- [PROBLEM TO WORK ON]: Check every line of the data below for the string "Localizations", and copy the ones that hold it.
** START **
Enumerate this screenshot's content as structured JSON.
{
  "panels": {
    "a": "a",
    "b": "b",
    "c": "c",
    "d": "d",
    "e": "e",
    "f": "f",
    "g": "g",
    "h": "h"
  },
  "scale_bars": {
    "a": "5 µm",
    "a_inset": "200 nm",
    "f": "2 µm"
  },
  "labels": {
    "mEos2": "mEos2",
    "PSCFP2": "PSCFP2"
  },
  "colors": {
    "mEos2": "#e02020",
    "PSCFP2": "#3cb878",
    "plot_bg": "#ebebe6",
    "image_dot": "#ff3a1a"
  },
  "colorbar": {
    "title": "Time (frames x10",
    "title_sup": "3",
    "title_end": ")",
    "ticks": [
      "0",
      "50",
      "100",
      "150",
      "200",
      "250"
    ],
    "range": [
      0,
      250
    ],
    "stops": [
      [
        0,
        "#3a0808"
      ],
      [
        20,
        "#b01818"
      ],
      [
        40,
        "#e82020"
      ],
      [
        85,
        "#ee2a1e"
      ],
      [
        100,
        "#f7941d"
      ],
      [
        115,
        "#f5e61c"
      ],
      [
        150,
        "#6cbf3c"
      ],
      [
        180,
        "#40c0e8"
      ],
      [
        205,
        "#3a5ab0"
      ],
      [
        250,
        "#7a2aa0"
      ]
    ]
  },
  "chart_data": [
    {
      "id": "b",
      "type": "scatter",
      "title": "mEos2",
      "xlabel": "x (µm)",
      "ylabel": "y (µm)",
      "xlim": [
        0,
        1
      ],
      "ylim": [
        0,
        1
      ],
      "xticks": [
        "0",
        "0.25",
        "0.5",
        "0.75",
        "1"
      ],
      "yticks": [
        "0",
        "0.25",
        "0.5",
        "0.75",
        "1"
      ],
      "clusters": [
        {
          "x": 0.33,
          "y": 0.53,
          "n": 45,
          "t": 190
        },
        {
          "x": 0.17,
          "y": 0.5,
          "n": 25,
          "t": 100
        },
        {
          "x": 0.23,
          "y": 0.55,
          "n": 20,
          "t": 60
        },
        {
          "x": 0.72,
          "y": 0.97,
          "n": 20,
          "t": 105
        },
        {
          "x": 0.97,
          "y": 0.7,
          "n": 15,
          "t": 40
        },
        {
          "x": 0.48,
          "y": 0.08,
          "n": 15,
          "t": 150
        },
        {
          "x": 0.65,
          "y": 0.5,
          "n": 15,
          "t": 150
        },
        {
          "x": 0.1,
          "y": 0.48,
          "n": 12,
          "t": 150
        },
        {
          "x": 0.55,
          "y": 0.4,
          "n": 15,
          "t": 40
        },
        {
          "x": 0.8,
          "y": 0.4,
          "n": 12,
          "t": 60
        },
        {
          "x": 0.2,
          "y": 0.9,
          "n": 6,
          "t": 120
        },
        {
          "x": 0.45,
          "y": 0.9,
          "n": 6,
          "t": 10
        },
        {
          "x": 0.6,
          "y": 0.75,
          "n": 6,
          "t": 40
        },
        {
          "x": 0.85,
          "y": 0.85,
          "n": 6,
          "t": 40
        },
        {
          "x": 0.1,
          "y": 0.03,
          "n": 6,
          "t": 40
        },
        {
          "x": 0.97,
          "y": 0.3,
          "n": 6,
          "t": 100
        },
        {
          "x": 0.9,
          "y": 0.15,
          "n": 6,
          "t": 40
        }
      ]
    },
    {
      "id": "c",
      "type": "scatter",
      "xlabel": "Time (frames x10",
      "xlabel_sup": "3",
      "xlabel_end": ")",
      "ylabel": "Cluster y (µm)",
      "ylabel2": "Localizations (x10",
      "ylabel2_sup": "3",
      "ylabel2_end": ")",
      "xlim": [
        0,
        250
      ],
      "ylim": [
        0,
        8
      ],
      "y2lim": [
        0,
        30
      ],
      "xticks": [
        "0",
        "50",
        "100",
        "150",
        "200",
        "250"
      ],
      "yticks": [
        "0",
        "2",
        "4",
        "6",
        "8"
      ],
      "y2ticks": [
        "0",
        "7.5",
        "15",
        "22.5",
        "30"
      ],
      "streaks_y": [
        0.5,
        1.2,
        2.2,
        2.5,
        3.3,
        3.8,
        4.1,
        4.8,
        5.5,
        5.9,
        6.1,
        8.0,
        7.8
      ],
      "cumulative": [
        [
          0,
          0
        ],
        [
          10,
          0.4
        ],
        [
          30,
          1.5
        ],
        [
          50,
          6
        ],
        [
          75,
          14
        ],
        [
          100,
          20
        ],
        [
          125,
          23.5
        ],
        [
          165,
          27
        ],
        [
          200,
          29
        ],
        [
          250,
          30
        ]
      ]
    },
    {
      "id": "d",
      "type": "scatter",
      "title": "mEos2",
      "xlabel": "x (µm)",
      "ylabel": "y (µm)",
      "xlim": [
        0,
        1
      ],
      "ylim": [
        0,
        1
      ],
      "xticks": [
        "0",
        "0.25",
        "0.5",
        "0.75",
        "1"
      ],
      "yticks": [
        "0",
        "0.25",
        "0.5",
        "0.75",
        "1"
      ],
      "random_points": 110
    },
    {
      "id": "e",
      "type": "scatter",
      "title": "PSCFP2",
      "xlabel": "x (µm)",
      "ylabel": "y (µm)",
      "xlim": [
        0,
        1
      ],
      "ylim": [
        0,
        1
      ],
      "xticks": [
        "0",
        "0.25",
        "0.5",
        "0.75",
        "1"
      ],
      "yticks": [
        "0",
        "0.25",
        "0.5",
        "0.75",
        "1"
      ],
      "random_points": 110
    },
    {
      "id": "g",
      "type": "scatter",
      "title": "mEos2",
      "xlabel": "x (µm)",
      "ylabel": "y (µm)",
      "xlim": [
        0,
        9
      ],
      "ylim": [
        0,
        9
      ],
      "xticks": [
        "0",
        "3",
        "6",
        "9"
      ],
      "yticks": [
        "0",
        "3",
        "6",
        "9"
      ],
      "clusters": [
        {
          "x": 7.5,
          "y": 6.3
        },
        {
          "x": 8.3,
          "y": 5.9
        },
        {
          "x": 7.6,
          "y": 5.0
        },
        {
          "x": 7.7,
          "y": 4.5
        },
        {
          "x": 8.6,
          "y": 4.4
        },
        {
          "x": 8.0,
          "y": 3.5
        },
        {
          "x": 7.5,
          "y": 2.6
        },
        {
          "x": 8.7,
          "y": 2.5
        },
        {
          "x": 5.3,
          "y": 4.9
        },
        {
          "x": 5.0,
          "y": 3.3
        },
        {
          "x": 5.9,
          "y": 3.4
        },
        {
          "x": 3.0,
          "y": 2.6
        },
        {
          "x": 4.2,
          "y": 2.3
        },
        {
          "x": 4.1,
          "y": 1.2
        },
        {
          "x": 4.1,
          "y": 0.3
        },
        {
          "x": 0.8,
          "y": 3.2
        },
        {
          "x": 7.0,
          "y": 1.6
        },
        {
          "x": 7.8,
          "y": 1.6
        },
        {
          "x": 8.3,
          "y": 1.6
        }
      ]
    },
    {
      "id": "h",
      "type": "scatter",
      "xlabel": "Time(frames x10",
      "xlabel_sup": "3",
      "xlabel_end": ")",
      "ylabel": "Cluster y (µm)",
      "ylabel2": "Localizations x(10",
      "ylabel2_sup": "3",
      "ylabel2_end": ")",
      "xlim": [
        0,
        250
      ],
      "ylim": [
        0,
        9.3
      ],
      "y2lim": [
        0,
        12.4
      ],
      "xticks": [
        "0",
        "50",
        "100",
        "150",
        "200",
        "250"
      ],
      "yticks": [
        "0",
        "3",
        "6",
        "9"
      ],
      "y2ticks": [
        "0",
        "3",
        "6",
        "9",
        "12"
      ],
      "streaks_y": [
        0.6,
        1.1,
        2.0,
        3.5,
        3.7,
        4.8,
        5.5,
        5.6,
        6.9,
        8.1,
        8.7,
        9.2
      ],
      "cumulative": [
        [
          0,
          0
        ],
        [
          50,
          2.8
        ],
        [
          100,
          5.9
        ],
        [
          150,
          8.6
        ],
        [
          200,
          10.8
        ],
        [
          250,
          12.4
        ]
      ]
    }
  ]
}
** END **
- [FULL RESPONSE]:
      "ylabel2": "Localizations (x10",
      "ylabel2": "Localizations x(10",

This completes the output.